What needs to be done
Entries follow. Set all of them down as they stand.

Information supplied
## START
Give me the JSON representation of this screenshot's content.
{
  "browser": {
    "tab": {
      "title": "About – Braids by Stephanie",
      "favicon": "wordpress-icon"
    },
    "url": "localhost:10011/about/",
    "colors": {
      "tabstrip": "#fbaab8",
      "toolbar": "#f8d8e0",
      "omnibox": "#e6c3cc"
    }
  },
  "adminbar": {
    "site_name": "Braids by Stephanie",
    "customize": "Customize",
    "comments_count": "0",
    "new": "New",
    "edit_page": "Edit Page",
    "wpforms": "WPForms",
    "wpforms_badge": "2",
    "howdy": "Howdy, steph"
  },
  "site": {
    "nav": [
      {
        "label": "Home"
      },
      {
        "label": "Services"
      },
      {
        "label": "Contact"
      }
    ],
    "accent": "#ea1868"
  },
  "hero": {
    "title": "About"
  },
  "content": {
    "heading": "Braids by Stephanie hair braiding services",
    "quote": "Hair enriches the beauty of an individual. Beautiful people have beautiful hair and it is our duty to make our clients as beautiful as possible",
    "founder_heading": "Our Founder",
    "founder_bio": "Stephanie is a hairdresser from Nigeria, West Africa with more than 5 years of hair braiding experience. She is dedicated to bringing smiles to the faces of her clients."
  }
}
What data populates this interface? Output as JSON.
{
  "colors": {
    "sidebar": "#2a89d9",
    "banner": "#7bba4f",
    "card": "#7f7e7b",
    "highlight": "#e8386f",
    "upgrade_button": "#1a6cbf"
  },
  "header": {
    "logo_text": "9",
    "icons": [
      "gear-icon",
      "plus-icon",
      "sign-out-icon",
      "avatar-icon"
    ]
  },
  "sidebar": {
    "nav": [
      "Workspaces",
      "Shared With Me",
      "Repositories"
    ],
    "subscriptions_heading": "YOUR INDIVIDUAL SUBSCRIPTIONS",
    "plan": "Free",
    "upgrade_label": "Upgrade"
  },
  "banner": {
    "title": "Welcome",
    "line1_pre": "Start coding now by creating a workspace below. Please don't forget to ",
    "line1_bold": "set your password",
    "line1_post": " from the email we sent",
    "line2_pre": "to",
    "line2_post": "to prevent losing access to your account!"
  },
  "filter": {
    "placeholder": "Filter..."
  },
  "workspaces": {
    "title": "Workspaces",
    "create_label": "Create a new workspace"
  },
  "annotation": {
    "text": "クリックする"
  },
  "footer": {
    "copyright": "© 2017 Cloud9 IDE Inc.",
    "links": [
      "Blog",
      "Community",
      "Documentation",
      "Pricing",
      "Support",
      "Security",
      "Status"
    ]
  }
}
## END
Response below
Give me the JSON representation of this screenshot's content.
{
  "browser": {
    "tab": {
      "title": "About – Braids by Stephanie",
      "favicon": "wordpress-icon"
    },
    "url": "localhost:10011/about/",
    "colors": {
      "tabstrip": "#fbaab8",
      "toolbar": "#f8d8e0",
      "omnibox": "#e6c3cc"
    }
  },
  "adminbar": {
    "site_name": "Braids by Stephanie",
    "customize": "Customize",
    "comments_count": "0",
    "new": "New",
    "edit_page": "Edit Page",
    "wpforms": "WPForms",
    "wpforms_badge": "2",
    "howdy": "Howdy, steph"
  },
  "site": {
    "nav": [
      {
        "label": "Home"
      },
      {
        "label": "Services"
      },
      {
        "label": "Contact"
      }
    ],
    "accent": "#ea1868"
  },
  "hero": {
    "title": "About"
  },
  "content": {
    "heading": "Braids by Stephanie hair braiding services",
    "quote": "Hair enriches the beauty of an individual. Beautiful people have beautiful hair and it is our duty to make our clients as beautiful as possible",
    "founder_heading": "Our Founder",
    "founder_bio": "Stephanie is a hairdresser from Nigeria, West Africa with more than 5 years of hair braiding experience. She is dedicated to bringing smiles to the faces of her clients."
  }
}
What data populates this interface? Output as JSON.
{
  "colors": {
    "sidebar": "#2a89d9",
    "banner": "#7bba4f",
    "card": "#7f7e7b",
    "highlight": "#e8386f",
    "upgrade_button": "#1a6cbf"
  },
  "header": {
    "logo_text": "9",
    "icons": [
      "gear-icon",
      "plus-icon",
      "sign-out-icon",
      "avatar-icon"
    ]
  },
  "sidebar": {
    "nav": [
      "Workspaces",
      "Shared With Me",
      "Repositories"
    ],
    "subscriptions_heading": "YOUR INDIVIDUAL SUBSCRIPTIONS",
    "plan": "Free",
    "upgrade_label": "Upgrade"
  },
  "banner": {
    "title": "Welcome",
    "line1_pre": "Start coding now by creating a workspace below. Please don't forget to ",
    "line1_bold": "set your password",
    "line1_post": " from the email we sent",
    "line2_pre": "to",
    "line2_post": "to prevent losing access to your account!"
  },
  "filter": {
    "placeholder": "Filter..."
  },
  "workspaces": {
    "title": "Workspaces",
    "create_label": "Create a new workspace"
  },
  "annotation": {
    "text": "クリックする"
  },
  "footer": {
    "copyright": "© 2017 Cloud9 IDE Inc.",
    "links": [
      "Blog",
      "Community",
      "Documentation",
      "Pricing",
      "Support",
      "Security",
      "Status"
    ]
  }
}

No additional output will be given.